**Figure data in JSON:**
-=-=-

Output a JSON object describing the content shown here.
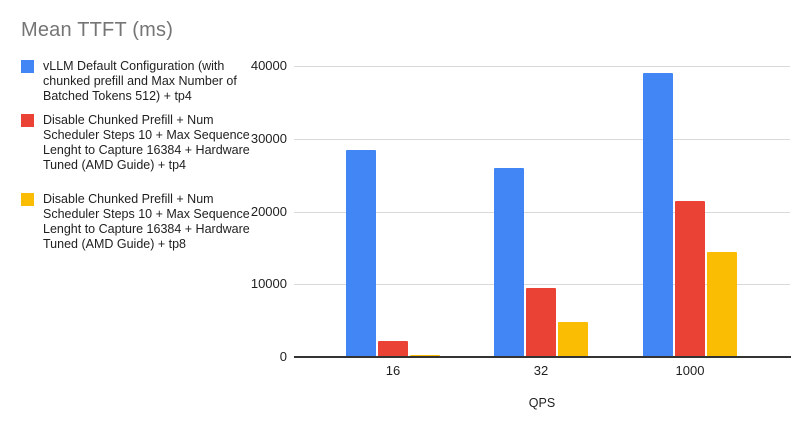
{
  "title": "Mean TTFT (ms)",
  "legend": {
    "position": "left",
    "items": [
      {
        "label": "vLLM Default Configuration (with chunked prefill and Max Number of Batched Tokens 512) + tp4",
        "color": "#4285F4"
      },
      {
        "label": "Disable Chunked Prefill + Num Scheduler Steps 10 + Max Sequence Lenght to Capture 16384 + Hardware Tuned (AMD Guide) + tp4",
        "color": "#EA4335"
      },
      {
        "label": "Disable Chunked Prefill + Num Scheduler Steps 10 + Max Sequence Lenght to Capture 16384 + Hardware Tuned (AMD Guide) + tp8",
        "color": "#FBBC04"
      }
    ]
  },
  "chart_data": {
    "type": "bar",
    "title": "Mean TTFT (ms)",
    "categories": [
      "16",
      "32",
      "1000"
    ],
    "series": [
      {
        "name": "vLLM Default Configuration (with chunked prefill and Max Number of Batched Tokens 512) + tp4",
        "color": "#4285F4",
        "values": [
          28500,
          26000,
          39000
        ]
      },
      {
        "name": "Disable Chunked Prefill + Num Scheduler Steps 10 + Max Sequence Lenght to Capture 16384 + Hardware Tuned (AMD Guide) + tp4",
        "color": "#EA4335",
        "values": [
          2250,
          9500,
          21500
        ]
      },
      {
        "name": "Disable Chunked Prefill + Num Scheduler Steps 10 + Max Sequence Lenght to Capture 16384 + Hardware Tuned (AMD Guide) + tp8",
        "color": "#FBBC04",
        "values": [
          300,
          4800,
          14500
        ]
      }
    ],
    "xlabel": "QPS",
    "ylabel": "",
    "ylim": [
      0,
      40000
    ],
    "yticks": [
      0,
      10000,
      20000,
      30000,
      40000
    ],
    "grid": true,
    "legend_position": "left"
  },
  "colors": {
    "background": "#ffffff",
    "title_text": "#757575",
    "legend_text": "#1f1f1f",
    "axis_text": "#1f1f1f",
    "gridline": "#d9d9d9",
    "axis_line": "#333333",
    "series_blue": "#4285F4",
    "series_red": "#EA4335",
    "series_yellow": "#FBBC04"
  }
}
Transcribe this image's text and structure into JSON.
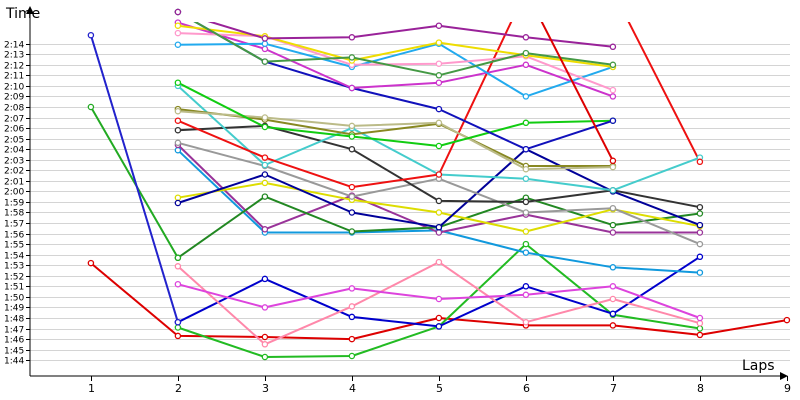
{
  "chart_data": {
    "type": "line",
    "ylabel": "Time",
    "xlabel": "Laps",
    "x": [
      1,
      2,
      3,
      4,
      5,
      6,
      7,
      8,
      9
    ],
    "x_tick_labels": [
      "1",
      "2",
      "3",
      "4",
      "5",
      "6",
      "7",
      "8",
      "9"
    ],
    "y_tick_labels": [
      "1:44",
      "1:45",
      "1:46",
      "1:47",
      "1:48",
      "1:49",
      "1:50",
      "1:51",
      "1:52",
      "1:53",
      "1:54",
      "1:55",
      "1:56",
      "1:57",
      "1:58",
      "1:59",
      "2:00",
      "2:01",
      "2:02",
      "2:03",
      "2:04",
      "2:05",
      "2:06",
      "2:07",
      "2:08",
      "2:09",
      "2:10",
      "2:11",
      "2:12",
      "2:13",
      "2:14"
    ],
    "y_tick_seconds": [
      104,
      105,
      106,
      107,
      108,
      109,
      110,
      111,
      112,
      113,
      114,
      115,
      116,
      117,
      118,
      119,
      120,
      121,
      122,
      123,
      124,
      125,
      126,
      127,
      128,
      129,
      130,
      131,
      132,
      133,
      134
    ],
    "y_unit": "seconds",
    "ylim": [
      102.5,
      137
    ],
    "xlim": [
      0.3,
      9.15
    ],
    "grid": true,
    "series": [
      {
        "color": "#dd0000",
        "values": [
          113.2,
          106.3,
          106.2,
          106.0,
          108.0,
          107.3,
          107.3,
          106.4,
          107.8
        ]
      },
      {
        "color": "#22bb22",
        "values": [
          null,
          107.1,
          104.3,
          104.4,
          107.2,
          115.0,
          108.3,
          107.0,
          null
        ]
      },
      {
        "color": "#0000cc",
        "values": [
          null,
          107.6,
          111.7,
          108.1,
          107.2,
          111.0,
          108.4,
          113.8,
          null
        ]
      },
      {
        "color": "#ff88aa",
        "values": [
          null,
          112.9,
          105.5,
          109.1,
          113.3,
          107.6,
          109.8,
          107.5,
          null
        ]
      },
      {
        "color": "#dd44dd",
        "values": [
          null,
          111.2,
          109.0,
          110.8,
          109.8,
          110.2,
          111.0,
          108.0,
          null
        ]
      },
      {
        "color": "#1199dd",
        "values": [
          null,
          123.9,
          116.1,
          116.1,
          116.3,
          114.2,
          112.8,
          112.3,
          null
        ]
      },
      {
        "color": "#993399",
        "values": [
          null,
          124.4,
          116.4,
          119.6,
          116.1,
          117.8,
          116.1,
          116.1,
          null
        ]
      },
      {
        "color": "#228822",
        "values": [
          null,
          113.7,
          119.5,
          116.2,
          116.6,
          119.4,
          116.8,
          117.9,
          null
        ]
      },
      {
        "color": "#dddd00",
        "values": [
          null,
          119.4,
          120.8,
          119.2,
          118.0,
          116.2,
          118.3,
          116.7,
          null
        ]
      },
      {
        "color": "#000099",
        "values": [
          null,
          118.9,
          121.6,
          118.0,
          116.6,
          124.0,
          120.0,
          116.8,
          null
        ]
      },
      {
        "color": "#999999",
        "values": [
          null,
          124.6,
          122.4,
          119.5,
          121.2,
          118.0,
          118.4,
          115.0,
          null
        ]
      },
      {
        "color": "#333333",
        "values": [
          null,
          125.8,
          126.2,
          124.0,
          119.1,
          119.0,
          120.1,
          118.5,
          null
        ]
      },
      {
        "color": "#44cccc",
        "values": [
          null,
          130.0,
          122.5,
          126.0,
          121.6,
          121.2,
          120.1,
          123.2,
          null
        ]
      },
      {
        "color": "#ee1111",
        "values": [
          null,
          126.7,
          123.2,
          120.4,
          121.6,
          139.0,
          139.0,
          122.8,
          null
        ]
      },
      {
        "color": "#888822",
        "values": [
          null,
          127.8,
          126.8,
          125.4,
          126.4,
          122.4,
          122.4,
          null,
          null
        ]
      },
      {
        "color": "#bbbb88",
        "values": [
          null,
          127.6,
          127.0,
          126.2,
          126.5,
          122.1,
          122.3,
          null,
          null
        ]
      },
      {
        "color": "#11cc11",
        "values": [
          null,
          130.3,
          126.1,
          125.2,
          124.3,
          126.5,
          126.7,
          null,
          null
        ]
      },
      {
        "color": "#1111bb",
        "values": [
          null,
          137.0,
          132.3,
          129.8,
          127.8,
          124.0,
          126.7,
          null,
          null
        ]
      },
      {
        "color": "#cc33cc",
        "values": [
          null,
          136.0,
          133.5,
          129.8,
          130.3,
          132.0,
          129.0,
          null,
          null
        ]
      },
      {
        "color": "#22aaee",
        "values": [
          null,
          133.9,
          134.0,
          131.8,
          134.0,
          129.0,
          131.8,
          null,
          null
        ]
      },
      {
        "color": "#ff99cc",
        "values": [
          null,
          135.0,
          134.7,
          132.0,
          132.1,
          132.8,
          129.6,
          null,
          null
        ]
      },
      {
        "color": "#eedd00",
        "values": [
          null,
          135.7,
          134.7,
          132.4,
          134.1,
          132.9,
          131.8,
          null,
          null
        ]
      },
      {
        "color": "#449944",
        "values": [
          null,
          137.0,
          132.3,
          132.7,
          131.0,
          133.1,
          132.0,
          null,
          null
        ]
      },
      {
        "color": "#992299",
        "values": [
          null,
          137.0,
          134.5,
          134.6,
          135.7,
          134.6,
          133.7,
          null,
          null
        ]
      },
      {
        "color": "#dd0000",
        "values": [
          null,
          null,
          null,
          null,
          null,
          139.0,
          122.9,
          null,
          null
        ]
      },
      {
        "color": "#22aa22",
        "values": [
          128.0,
          113.7,
          null,
          null,
          null,
          null,
          null,
          null,
          null
        ]
      },
      {
        "color": "#2222cc",
        "values": [
          134.8,
          107.6,
          null,
          null,
          null,
          null,
          null,
          null,
          null
        ]
      }
    ]
  }
}
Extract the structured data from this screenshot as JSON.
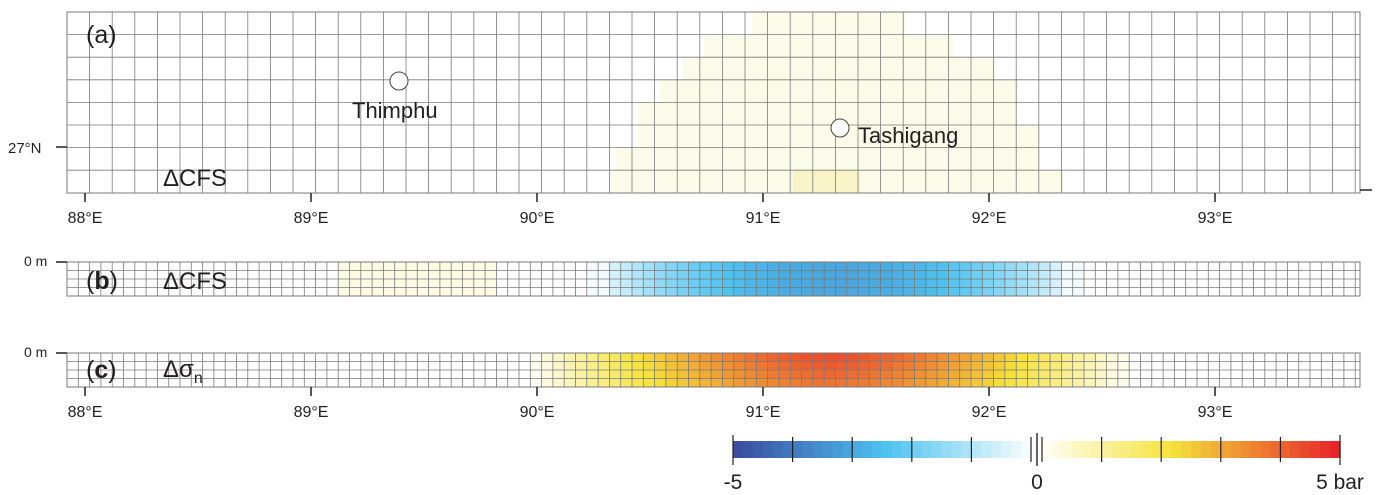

-=-=-

List the lines of the records where "TTFT" occurs.

  "title": "Mean TTFT (ms)",
    "title": "Mean TTFT (ms)",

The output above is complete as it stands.